▶ EXTRACT:
——————

When facing criminal charges in Minnesota, defendants often ask, “what does a criminal offense attorney do to help clients win a case?” If you have been charged with a crime, you could be looking at extensive jail time, and/or significant fines. A criminal defense attorney will assess your case from a legal perspective, investigating collecting evidence, and interviewing witnesses to determine how you should proceed. He or she will assist with the jury selection process, file motions with the court, and negotiate with the prosecutor to reduce or eliminate your criminal charges. Hiring a criminal defense lawyer will substantially improve your odds of obtaining a favorable outcome.
Defense attorneys can be court-appointed to handle your case, or private attorneys hired by you directly. The court may also allow some defendants to represent themselves if they meet certain requirements.
What Does a Criminal Defense Attorney Do to Help Your Case?
Your criminal defense lawyer will fulfill various roles during the course of your case. Some of your lawyer’s duties will include:
Investigating Your Case
The defense attorney (private or court-appointed) commences an investigation into your case during the initial meeting. He or she will try to gather as much information about your case as possible. The attorney will ask you pointed questions regarding your case to help determine what legal options and defenses may be available to you.
The defense attorney will obtain the police report and determine the methods used to gather evidence and information for the case. Your attorney may also interview witnesses to the event to gather more information about your case.

——————

▶ MATERIAL SHOWN:
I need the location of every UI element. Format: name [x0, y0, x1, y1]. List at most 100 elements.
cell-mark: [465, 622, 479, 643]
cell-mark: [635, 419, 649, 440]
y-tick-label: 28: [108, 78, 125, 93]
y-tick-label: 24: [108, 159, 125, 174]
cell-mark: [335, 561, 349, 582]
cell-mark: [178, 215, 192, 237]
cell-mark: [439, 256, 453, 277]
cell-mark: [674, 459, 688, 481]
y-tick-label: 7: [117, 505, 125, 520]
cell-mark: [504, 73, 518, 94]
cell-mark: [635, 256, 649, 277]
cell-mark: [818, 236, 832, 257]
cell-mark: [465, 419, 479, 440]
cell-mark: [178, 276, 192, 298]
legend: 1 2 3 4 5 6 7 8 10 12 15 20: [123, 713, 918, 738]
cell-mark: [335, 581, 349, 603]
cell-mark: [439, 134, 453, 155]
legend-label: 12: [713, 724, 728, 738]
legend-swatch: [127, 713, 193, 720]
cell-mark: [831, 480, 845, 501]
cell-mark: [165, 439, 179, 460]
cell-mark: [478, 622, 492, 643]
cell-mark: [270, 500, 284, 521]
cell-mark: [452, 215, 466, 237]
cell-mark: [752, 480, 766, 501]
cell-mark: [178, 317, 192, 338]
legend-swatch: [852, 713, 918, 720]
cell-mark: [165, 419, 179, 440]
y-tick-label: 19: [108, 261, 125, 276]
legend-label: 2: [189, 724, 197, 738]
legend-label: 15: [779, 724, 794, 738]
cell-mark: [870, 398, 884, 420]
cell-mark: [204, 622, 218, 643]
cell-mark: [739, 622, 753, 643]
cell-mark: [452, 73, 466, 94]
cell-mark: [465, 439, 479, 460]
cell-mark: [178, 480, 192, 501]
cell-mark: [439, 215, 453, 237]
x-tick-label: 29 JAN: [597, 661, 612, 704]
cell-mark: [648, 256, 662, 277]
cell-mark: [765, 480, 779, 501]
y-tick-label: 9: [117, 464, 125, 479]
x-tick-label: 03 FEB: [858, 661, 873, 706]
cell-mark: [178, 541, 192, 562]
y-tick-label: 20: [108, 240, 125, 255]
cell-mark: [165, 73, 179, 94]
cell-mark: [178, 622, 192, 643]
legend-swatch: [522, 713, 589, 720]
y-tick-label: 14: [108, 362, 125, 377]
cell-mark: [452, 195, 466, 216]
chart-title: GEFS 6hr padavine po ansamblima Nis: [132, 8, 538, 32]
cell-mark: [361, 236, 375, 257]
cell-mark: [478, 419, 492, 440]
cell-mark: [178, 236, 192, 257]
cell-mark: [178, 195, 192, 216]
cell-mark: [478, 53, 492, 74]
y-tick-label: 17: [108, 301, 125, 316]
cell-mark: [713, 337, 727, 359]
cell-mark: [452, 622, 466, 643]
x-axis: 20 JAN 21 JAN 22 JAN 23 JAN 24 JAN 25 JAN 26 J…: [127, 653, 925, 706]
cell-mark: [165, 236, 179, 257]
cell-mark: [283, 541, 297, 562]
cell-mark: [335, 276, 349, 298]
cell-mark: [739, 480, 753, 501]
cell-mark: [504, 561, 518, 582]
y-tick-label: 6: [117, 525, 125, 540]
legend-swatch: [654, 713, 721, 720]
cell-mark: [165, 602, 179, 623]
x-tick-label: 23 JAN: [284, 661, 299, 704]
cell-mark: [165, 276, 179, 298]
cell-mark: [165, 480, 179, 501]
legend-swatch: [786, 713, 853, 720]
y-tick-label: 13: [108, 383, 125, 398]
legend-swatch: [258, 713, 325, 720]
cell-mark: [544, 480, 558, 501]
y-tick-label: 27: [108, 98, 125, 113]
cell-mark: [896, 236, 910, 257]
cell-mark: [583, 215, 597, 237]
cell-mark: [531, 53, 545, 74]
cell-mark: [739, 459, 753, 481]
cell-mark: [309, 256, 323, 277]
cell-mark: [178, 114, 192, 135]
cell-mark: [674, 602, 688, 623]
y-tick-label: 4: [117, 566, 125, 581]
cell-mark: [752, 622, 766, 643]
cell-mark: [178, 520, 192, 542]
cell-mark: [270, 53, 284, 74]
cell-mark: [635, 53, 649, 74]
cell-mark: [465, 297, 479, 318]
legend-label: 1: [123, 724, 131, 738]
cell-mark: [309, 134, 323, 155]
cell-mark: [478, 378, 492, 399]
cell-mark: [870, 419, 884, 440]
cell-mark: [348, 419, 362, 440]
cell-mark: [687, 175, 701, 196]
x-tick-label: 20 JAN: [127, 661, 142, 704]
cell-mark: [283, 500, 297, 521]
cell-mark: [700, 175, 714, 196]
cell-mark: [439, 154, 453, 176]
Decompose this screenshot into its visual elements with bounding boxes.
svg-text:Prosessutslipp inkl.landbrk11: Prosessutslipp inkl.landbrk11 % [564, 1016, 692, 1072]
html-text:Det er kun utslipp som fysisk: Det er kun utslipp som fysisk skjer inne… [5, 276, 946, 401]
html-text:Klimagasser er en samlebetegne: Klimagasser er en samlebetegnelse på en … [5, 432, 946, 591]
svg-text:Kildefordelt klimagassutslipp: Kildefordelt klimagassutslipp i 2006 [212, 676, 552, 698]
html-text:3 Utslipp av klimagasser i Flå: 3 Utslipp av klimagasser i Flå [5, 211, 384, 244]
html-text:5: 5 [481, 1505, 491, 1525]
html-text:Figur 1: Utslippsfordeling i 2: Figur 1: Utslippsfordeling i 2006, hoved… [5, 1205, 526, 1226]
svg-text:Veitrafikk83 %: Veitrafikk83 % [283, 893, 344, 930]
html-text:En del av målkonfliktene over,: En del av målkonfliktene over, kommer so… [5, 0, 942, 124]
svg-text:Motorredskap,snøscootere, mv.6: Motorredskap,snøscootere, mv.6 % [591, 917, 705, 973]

——————

▶ WHAT THIS EXERCISE ASKS:
1 - From the criminal defense passage above the rows, extract the words starting with "Defense attorneys can" and going on through "meet certain requirements.".
2 - According to the criminal defense passage, when does the defense attorney begin investigating the case?
3 - Does each statement agree with the criminal defense passage? Answer yes or no for each and quote the words that decide it.
(a) Some defendants may be allowed by the court to represent themselves.
(b) Defense attorneys must always be appointed by the court.
(c) The defense attorney obtains the police report.

▶ RESPONSE LIST:
1 -
Defense attorneys can be court-appointed to handle your case, or private attorneys hired by you directly. The court may also allow some defendants to represent themselves if they meet certain requirements.

2 - During the initial meeting.

3 -
(a) Yes: "The court may also allow some defendants to represent themselves if they meet certain requirements."
(b) No: "Defense attorneys can be court-appointed to handle your case, or private attorneys hired by you directly."
(c) Yes: "The defense attorney will obtain the police report and determine the methods used to gather evidence and information for the case."